- [Objective]:
Count how many lines of the material below have the word "please" and give only the number.

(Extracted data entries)
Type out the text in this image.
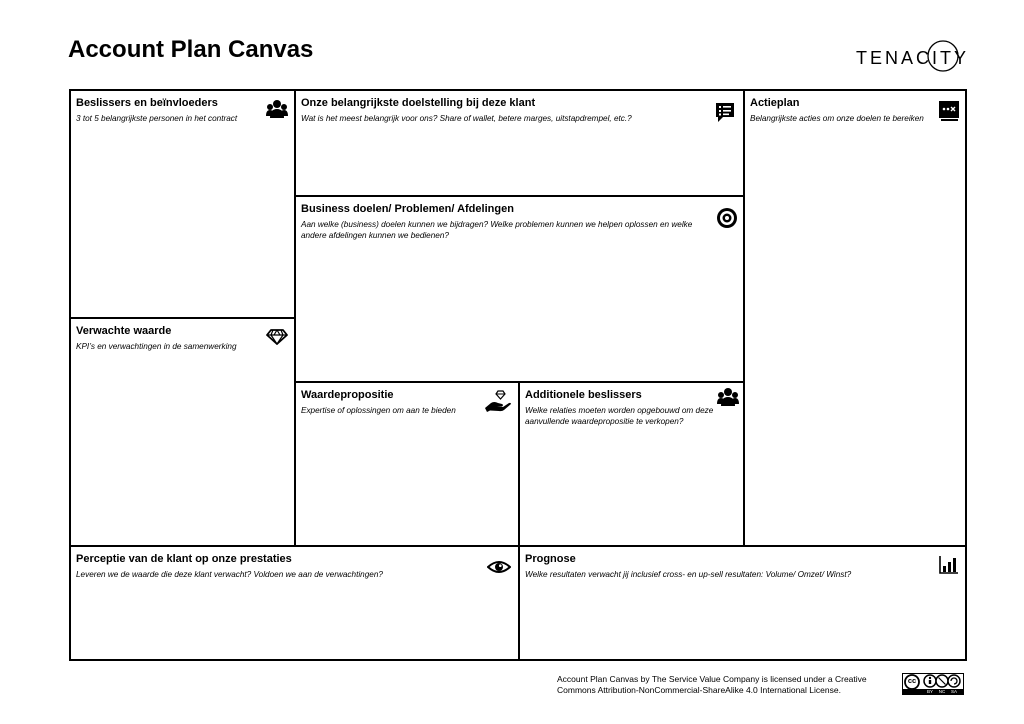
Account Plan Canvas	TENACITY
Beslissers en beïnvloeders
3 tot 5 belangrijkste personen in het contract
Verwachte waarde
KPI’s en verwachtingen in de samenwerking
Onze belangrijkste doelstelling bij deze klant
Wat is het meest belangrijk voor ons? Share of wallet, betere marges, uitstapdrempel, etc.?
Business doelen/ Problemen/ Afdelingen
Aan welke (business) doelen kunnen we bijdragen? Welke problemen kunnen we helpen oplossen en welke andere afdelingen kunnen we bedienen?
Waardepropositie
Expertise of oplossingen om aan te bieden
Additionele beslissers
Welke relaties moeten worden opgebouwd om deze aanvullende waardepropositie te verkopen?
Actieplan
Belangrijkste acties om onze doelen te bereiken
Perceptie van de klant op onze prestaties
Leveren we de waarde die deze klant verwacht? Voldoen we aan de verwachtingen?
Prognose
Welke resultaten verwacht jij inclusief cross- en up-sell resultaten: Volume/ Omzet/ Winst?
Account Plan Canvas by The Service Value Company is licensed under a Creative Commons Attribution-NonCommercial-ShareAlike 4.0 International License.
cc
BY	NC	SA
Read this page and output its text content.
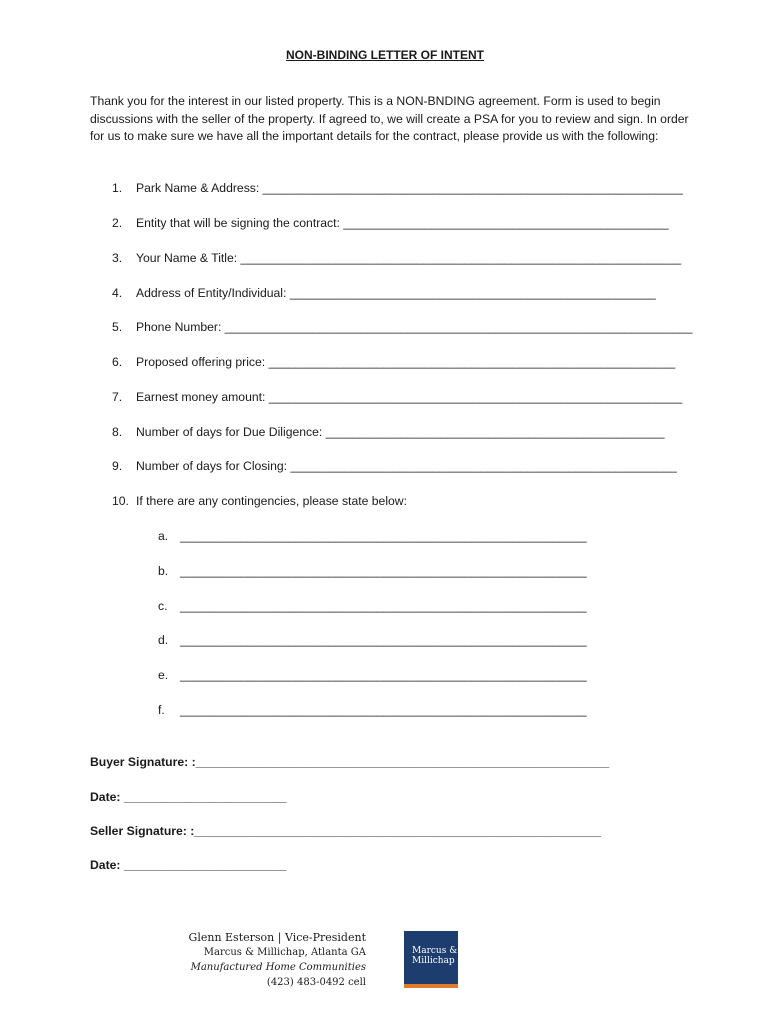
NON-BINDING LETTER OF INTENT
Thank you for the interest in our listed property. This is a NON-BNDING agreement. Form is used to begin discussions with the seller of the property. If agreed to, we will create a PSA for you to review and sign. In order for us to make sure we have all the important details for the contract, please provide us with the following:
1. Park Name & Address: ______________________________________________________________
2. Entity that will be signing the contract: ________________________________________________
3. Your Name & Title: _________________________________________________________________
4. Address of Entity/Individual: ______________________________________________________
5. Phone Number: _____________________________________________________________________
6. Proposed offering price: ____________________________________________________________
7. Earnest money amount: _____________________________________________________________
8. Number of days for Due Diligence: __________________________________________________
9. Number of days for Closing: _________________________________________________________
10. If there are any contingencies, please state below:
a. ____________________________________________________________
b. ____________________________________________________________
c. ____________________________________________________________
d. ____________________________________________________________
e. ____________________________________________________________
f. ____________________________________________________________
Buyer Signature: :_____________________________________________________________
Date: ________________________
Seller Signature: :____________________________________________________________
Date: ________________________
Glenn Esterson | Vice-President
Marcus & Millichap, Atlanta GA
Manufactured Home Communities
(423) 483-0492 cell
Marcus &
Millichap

- [Exercise answer]:
2